Source material
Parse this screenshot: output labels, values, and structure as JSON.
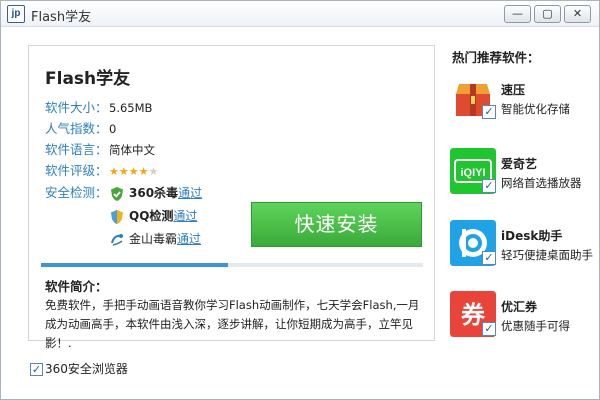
{
  "window": {
    "title": "Flash学友",
    "icon_text": "jp",
    "minimize_glyph": "—",
    "maximize_glyph": "▢",
    "close_glyph": "✕"
  },
  "software": {
    "name": "Flash学友",
    "size_label": "软件大小：",
    "size_value": "5.65MB",
    "popularity_label": "人气指数：",
    "popularity_value": "0",
    "language_label": "软件语言：",
    "language_value": "简体中文",
    "rating_label": "软件评级：",
    "rating": {
      "filled": "★★★★",
      "empty": "★",
      "value": 4,
      "max": 5
    },
    "security_label": "安全检测："
  },
  "security_checks": [
    {
      "name": "360杀毒",
      "status": "通过",
      "icon": "shield-360-icon",
      "color": "#4ca63f"
    },
    {
      "name": "QQ检测",
      "status": "通过",
      "icon": "qq-shield-icon",
      "color": "#f0b416"
    },
    {
      "name": "金山毒霸",
      "status": "通过",
      "icon": "kingsoft-icon",
      "color": "#2d7fc1"
    }
  ],
  "install_button": {
    "label": "快速安装",
    "color": "#3aaa3a"
  },
  "progress": {
    "value": 0.49
  },
  "intro": {
    "title": "软件简介：",
    "text": "免费软件，手把手动画语音教你学习Flash动画制作，七天学会Flash,一月成为动画高手，本软件由浅入深，逐步讲解，让你短期成为高手，立竿见影！."
  },
  "recommendations": {
    "title": "热门推荐软件：",
    "items": [
      {
        "name": "速压",
        "desc": "智能优化存储",
        "icon": "archive-icon",
        "color": "#e04a2f",
        "checked": true
      },
      {
        "name": "爱奇艺",
        "desc": "网络首选播放器",
        "icon": "iqiyi-icon",
        "logo_text": "iQIYI",
        "color": "#20c630",
        "checked": true
      },
      {
        "name": "iDesk助手",
        "desc": "轻巧便捷桌面助手",
        "icon": "idesk-icon",
        "color": "#1fa3e6",
        "checked": true
      },
      {
        "name": "优汇券",
        "desc": "优惠随手可得",
        "icon": "coupon-icon",
        "logo_text": "券",
        "color": "#e8443a",
        "checked": true
      }
    ]
  },
  "bottom_option": {
    "label": "360安全浏览器",
    "checked": true
  },
  "accent_color": "#2d7fc1"
}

Challenge
Go through the listing above and quote it exactly, apart from its images.

Right answer
Parse this screenshot: output labels, values, and structure as JSON.
{
  "window": {
    "title": "Flash学友",
    "icon_text": "jp",
    "minimize_glyph": "—",
    "maximize_glyph": "▢",
    "close_glyph": "✕"
  },
  "software": {
    "name": "Flash学友",
    "size_label": "软件大小：",
    "size_value": "5.65MB",
    "popularity_label": "人气指数：",
    "popularity_value": "0",
    "language_label": "软件语言：",
    "language_value": "简体中文",
    "rating_label": "软件评级：",
    "rating": {
      "filled": "★★★★",
      "empty": "★",
      "value": 4,
      "max": 5
    },
    "security_label": "安全检测："
  },
  "security_checks": [
    {
      "name": "360杀毒",
      "status": "通过",
      "icon": "shield-360-icon",
      "color": "#4ca63f"
    },
    {
      "name": "QQ检测",
      "status": "通过",
      "icon": "qq-shield-icon",
      "color": "#f0b416"
    },
    {
      "name": "金山毒霸",
      "status": "通过",
      "icon": "kingsoft-icon",
      "color": "#2d7fc1"
    }
  ],
  "install_button": {
    "label": "快速安装",
    "color": "#3aaa3a"
  },
  "progress": {
    "value": 0.49
  },
  "intro": {
    "title": "软件简介：",
    "text": "免费软件，手把手动画语音教你学习Flash动画制作，七天学会Flash,一月成为动画高手，本软件由浅入深，逐步讲解，让你短期成为高手，立竿见影！."
  },
  "recommendations": {
    "title": "热门推荐软件：",
    "items": [
      {
        "name": "速压",
        "desc": "智能优化存储",
        "icon": "archive-icon",
        "color": "#e04a2f",
        "checked": true
      },
      {
        "name": "爱奇艺",
        "desc": "网络首选播放器",
        "icon": "iqiyi-icon",
        "logo_text": "iQIYI",
        "color": "#20c630",
        "checked": true
      },
      {
        "name": "iDesk助手",
        "desc": "轻巧便捷桌面助手",
        "icon": "idesk-icon",
        "color": "#1fa3e6",
        "checked": true
      },
      {
        "name": "优汇券",
        "desc": "优惠随手可得",
        "icon": "coupon-icon",
        "logo_text": "券",
        "color": "#e8443a",
        "checked": true
      }
    ]
  },
  "bottom_option": {
    "label": "360安全浏览器",
    "checked": true
  },
  "accent_color": "#2d7fc1"
}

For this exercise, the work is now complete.